* _REQUIRED ACTION_: Write what comes next in the abstract on artistic practices and democratic politics, picking up after its final sentence.

* _EXERCISE TEXT_:
'''
Artistic practices & democratic politics: towards the markers of uncertainty: from counter-hegemonic positions to plural hegemonies

Svetlichnaja, J. 2011. Artistic practices & democratic politics: towards the markers of uncertainty: from counter-hegemonic positions to plural hegemonies. PhD thesis University of Westminster School of Social Sciences, Humanities and Languages https://doi.org/10.34737/9006z

TitleArtistic practices & democratic politics: towards the markers of uncertainty: from counter-hegemonic positions to plural hegemonies
TypePhD thesis
AuthorsSvetlichnaja, J.
Abstract

Can artistic and cultural practices play a critical role in societies in which criticisms are reflexively absorbed and immobilised by the prevailing hegemony? And, if yes, what kind of political order can they aspire to, given the ‘post-utopian’ nature of the human condition? How do we approach the tortuous question of the destiny of both the project of modern democracy and that of aesthetic modernity? There is no agreement on this issue. We are told that there is no alternative to the existing liberal democracy and capitalist pluralism without risking yet another dystopia – the dilemma that in the artistic realm is sometimes articulated as the opposition between modernism and postmodernism. What might progressive art look like in such times when the ideas of progress and modernity are viewed with great suspicion?
'''
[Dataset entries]
'''
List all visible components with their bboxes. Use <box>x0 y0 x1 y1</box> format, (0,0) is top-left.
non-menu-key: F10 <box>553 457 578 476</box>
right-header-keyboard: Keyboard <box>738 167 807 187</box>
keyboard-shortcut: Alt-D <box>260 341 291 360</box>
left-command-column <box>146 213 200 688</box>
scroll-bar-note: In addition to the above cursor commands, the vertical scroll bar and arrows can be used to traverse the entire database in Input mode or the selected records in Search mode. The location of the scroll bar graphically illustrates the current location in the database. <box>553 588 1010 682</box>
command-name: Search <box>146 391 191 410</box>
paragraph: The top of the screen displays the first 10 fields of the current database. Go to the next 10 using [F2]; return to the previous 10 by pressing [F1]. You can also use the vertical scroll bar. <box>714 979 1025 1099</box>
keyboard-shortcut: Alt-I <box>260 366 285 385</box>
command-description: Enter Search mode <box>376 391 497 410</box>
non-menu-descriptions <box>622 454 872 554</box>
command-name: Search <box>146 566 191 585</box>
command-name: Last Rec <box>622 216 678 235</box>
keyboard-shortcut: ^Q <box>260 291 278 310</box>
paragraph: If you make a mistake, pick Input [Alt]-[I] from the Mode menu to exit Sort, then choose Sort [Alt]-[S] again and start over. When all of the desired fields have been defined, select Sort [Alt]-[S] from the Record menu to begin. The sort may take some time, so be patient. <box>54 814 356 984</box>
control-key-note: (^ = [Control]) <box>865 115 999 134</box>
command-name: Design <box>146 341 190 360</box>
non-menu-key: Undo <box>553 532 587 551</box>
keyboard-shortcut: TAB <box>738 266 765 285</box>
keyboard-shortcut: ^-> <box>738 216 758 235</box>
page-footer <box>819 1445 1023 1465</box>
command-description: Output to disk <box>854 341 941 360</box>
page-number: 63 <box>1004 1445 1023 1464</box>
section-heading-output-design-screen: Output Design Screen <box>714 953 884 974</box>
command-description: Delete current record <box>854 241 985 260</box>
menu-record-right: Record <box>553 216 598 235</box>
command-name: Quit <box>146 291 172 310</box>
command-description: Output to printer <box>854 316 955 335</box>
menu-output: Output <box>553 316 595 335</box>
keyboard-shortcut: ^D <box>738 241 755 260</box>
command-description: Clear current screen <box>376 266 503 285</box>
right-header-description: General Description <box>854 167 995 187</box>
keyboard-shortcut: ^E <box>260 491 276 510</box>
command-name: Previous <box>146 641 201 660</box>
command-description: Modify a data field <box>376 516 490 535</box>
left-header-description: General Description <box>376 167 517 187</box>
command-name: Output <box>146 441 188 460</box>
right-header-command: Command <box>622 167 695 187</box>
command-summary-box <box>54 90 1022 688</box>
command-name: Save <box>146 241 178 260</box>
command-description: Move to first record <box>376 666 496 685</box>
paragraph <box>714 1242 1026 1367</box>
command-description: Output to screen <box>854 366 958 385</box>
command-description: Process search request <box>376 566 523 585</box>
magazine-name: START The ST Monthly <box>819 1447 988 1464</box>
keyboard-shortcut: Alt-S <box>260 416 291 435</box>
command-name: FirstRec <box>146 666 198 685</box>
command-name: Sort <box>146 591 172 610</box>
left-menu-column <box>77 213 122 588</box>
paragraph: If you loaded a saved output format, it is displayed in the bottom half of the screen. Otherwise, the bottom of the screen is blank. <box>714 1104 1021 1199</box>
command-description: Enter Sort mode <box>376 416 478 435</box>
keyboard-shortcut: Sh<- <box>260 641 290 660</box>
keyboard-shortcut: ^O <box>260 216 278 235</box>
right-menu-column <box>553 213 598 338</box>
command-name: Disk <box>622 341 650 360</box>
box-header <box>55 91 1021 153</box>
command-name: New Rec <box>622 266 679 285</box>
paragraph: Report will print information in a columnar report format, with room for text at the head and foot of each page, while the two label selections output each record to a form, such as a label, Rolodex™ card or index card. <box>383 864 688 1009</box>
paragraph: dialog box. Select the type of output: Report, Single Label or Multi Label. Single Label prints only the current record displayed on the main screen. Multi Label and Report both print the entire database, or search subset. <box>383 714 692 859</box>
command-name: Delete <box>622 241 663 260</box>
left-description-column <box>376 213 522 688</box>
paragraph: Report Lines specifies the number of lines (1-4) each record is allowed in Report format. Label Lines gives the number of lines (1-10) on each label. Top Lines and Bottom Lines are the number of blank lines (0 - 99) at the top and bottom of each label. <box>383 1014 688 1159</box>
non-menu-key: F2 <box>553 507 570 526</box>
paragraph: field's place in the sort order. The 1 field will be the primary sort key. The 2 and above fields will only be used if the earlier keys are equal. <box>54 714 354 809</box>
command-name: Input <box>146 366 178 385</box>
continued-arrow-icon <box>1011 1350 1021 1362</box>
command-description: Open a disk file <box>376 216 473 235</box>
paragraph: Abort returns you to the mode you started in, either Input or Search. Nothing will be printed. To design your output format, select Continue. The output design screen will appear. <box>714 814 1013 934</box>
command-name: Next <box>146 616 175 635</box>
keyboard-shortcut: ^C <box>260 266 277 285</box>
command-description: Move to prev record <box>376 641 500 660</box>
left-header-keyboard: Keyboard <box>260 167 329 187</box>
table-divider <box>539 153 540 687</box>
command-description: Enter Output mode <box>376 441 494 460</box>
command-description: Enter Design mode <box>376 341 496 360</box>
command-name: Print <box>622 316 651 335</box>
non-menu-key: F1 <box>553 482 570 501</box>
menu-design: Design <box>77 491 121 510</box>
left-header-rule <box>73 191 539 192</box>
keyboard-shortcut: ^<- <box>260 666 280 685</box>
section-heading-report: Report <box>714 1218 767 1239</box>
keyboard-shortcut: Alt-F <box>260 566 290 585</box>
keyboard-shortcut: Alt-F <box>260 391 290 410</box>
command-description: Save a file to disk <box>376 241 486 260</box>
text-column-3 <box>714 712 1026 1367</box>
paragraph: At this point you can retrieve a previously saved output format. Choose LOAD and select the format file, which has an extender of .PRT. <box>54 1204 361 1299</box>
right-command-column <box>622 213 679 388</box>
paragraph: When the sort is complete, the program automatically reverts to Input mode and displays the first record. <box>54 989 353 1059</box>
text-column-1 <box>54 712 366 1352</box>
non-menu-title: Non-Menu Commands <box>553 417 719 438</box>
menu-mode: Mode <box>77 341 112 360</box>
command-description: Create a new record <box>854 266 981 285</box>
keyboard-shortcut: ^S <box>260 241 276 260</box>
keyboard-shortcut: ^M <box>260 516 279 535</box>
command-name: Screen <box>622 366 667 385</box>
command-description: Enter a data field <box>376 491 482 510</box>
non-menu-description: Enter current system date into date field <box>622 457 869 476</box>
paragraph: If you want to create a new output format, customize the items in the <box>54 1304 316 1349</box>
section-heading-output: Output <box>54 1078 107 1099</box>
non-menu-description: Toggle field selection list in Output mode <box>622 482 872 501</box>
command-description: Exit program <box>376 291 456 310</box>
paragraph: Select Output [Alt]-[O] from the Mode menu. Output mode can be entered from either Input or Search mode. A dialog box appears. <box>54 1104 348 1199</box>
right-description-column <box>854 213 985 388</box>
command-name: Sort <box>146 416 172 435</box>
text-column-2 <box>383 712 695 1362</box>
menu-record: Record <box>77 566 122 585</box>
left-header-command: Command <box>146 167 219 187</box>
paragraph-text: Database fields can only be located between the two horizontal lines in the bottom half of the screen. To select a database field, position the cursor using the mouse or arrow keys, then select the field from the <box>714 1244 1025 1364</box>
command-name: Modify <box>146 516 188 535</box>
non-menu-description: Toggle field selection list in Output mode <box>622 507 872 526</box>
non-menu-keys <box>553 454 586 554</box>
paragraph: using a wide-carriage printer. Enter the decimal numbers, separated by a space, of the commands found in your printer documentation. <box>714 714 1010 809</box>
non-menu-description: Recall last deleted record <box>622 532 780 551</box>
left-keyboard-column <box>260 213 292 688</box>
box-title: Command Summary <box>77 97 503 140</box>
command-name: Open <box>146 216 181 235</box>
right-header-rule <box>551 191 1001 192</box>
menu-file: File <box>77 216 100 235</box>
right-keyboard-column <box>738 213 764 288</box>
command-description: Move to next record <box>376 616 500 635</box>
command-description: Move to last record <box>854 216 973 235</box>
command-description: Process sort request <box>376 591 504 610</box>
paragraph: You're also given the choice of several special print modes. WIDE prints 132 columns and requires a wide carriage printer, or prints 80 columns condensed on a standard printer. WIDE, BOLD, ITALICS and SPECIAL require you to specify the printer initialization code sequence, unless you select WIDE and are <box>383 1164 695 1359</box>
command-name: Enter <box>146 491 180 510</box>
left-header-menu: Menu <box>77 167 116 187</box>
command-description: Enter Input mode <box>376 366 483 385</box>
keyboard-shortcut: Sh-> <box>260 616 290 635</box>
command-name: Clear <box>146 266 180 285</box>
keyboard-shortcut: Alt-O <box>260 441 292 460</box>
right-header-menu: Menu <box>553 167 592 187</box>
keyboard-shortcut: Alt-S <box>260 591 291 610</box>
'''
* _TASK OUTPUT_:
The most popular positions concerning artistic and cultural practices’ critical dimension revolve around the idea that with the post-Fordist transformation and the bankruptcy of the Left, the paradigm of power has really changed. This is reflected in the radical character of contemporary artistic practices, which desperately struggle to constitute subject at the expense of themselves. However, the question is: can these practices be both radical and democratic? This depends on our understanding of emancipatory politics, the nature of aesthetics and post-Fordist transformation.
We will examine the different approaches to these subjects influenced by the Frankfurt school and post-Operaist theories to argue that neither Theodor Adorno’s and Max Horkeimer’s analyses based on the Fordist model, nor Antonio Negri’s and Paolo Virno’s post-Fordist appropriation of the significance of art in the new forms of production provide a useful framework with which to grasp the nature of the changes and challenges that face our society. Such novel ideas as ‘immaterial labour’ and ‘spontaneous communism’ or exodus and ‘communism of capital’, despite their new vocabulary, are a dangerous inversion of the Frankfurt school’s idealism and inability to grasp that social reality is hegemonically constructed through the practices of articulation that temporarily and incompletely ‘fix’ the meaning of social institutions.
Neither politics nor post-Fordism should be considered through the matrix of culture, but in terms of hegemony. What is at issue is to grasp the nature of the democratic and aesthetical paradoxes and envisage how the two could be applied to contribute to progressive changes in power relations. Judgements must be made – we have to be able to distinguish between who belongs to demos and who does not; however, how we judge, which is the subject of aesthetic critique, is at the core of democratic artistic-political practice.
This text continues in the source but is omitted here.